Und so hatte sich ein paar Tage vor Beginn der Wanderung ein beinahe unübersichtlicher Tross von Männern mit sehr viel Zeug an einer Ausfallstraße am Stadtrand von Kathmandu zur Abfahrt mit dem Bus in Richtung Osten getroffen. Es ging auf der sogenannten Autobahn in Richtung Pokhara und Indien. Um uns herum suchten Hunde in Müllhaufen nach Essbarem, überfüllte Busse brachten Pendler ins Stadtzentrum, bunt bemalte indische Lastwagen bliesen schwarze Abgasschwaden in die kühle Morgenluft. Unser erstes Ziel, das Örtchen Sothikhola, lag hundertdreißig Kilometer von Kathmandu entfernt. Auf Google Maps sah das nicht weit aus, aber die Realität verhält sich oft anders als eine digitale Karte, besonders in Nepal. Hundertdreißig Kilometer, anderthalb Stunden? Vergiss es. Hundertdreißig Kilometer können hier schon mal einen ganzen Tag Fahrt über holprige, staubige Pisten bedeuten. Wenn alles gutgeht. Wenn es nicht gutgeht, was öfter mal vorkommt, bricht unterwegs eine Achse, ein Reifen platzt, oder schlimmer noch, die Bremsen versagen, und der Bus stürzt in eine Schlucht. Oder vor einem stürzt ein anderes Fahrzeug in die Schlucht, und die Straße wird auf unbestimmte Zeit gesperrt, bis sich die Rettungsfahrzeuge den Weg durch den Monsterstau gebahnt haben.

Kami trug einen weißen Mundschutz, der mit weißen Gummibändchen in Position gehalten wurde. Er sah damit aus wie ein Zahnarzt, zumal er auch ein weißes Hemd, eine weiße Hose und eine weiße Kappe trug. Er hatte sogar einen Alukoffer mit Medikamenten, Verbandsmaterial und Notfallausrüstung dabei. Hoffentlich waren darin auch starke Betäubungsmittel, je länger wir fuhren, desto sicherer war ich mir, dass wir sie brauchen könnten.

Kami saß im Bus in der Reihe hinter mir. Unter der weißen Maske, die sein halbes Gesicht bedeckte, kamen seltsame Töne hervor: «Ooom ooom mantra mani murmel murmel, om murmel murmel.» So ging das die ganze Zeit. Erst dachte ich, der Mann führe ständig Selbstgespräche. Dann kapierte ich: Kami betete. Er sagte Mantras auf, den ganzen Tag lang. An heiklen Stellen, etwa vor Brücken, in besonders engen Kurven oder auf Strecken mit steilem Gefälle, wurde das Gemurmel intensiver.

----------------------------------------

* AUFGABE
Gib den Abschnitt des Textauszugs über die Busfahrt in Nepal von „Kami trug einen“ bis „sie brauchen könnten.“ wortgetreu wieder. Die anschließenden Zeilen sind eigenständiges Material und gehören nicht zum Textauszug.

* AUSGANGSDATEN
----------------------------------------

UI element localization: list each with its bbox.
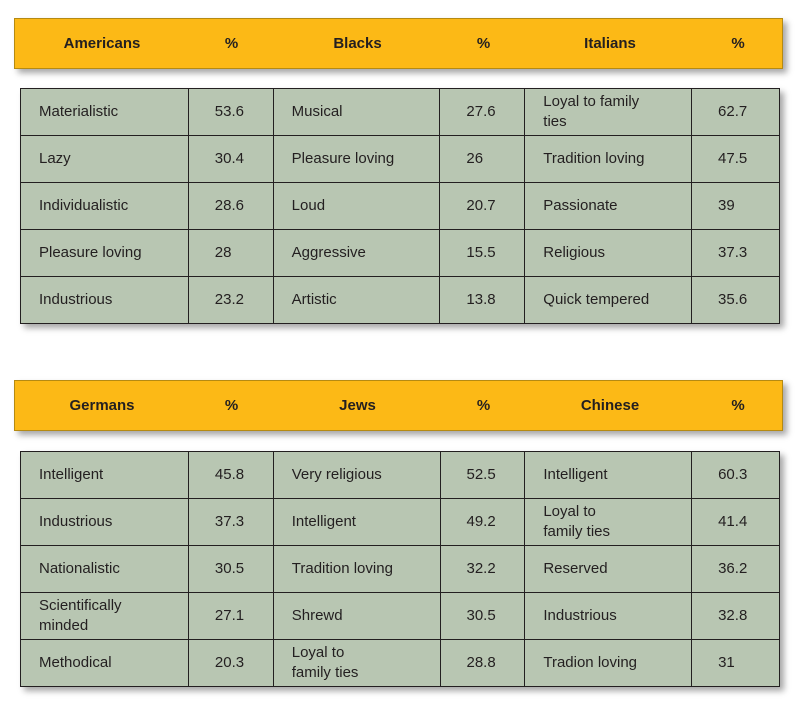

----------------------------------------

* LÖSUNG
Kami trug einen weißen Mundschutz, der mit weißen Gummibändchen in Position gehalten wurde. Er sah damit aus wie ein Zahnarzt, zumal er auch ein weißes Hemd, eine weiße Hose und eine weiße Kappe trug. Er hatte sogar einen Alukoffer mit Medikamenten, Verbandsmaterial und Notfallausrüstung dabei. Hoffentlich waren darin auch starke Betäubungsmittel, je länger wir fuhren, desto sicherer war ich mir, dass wir sie brauchen könnten.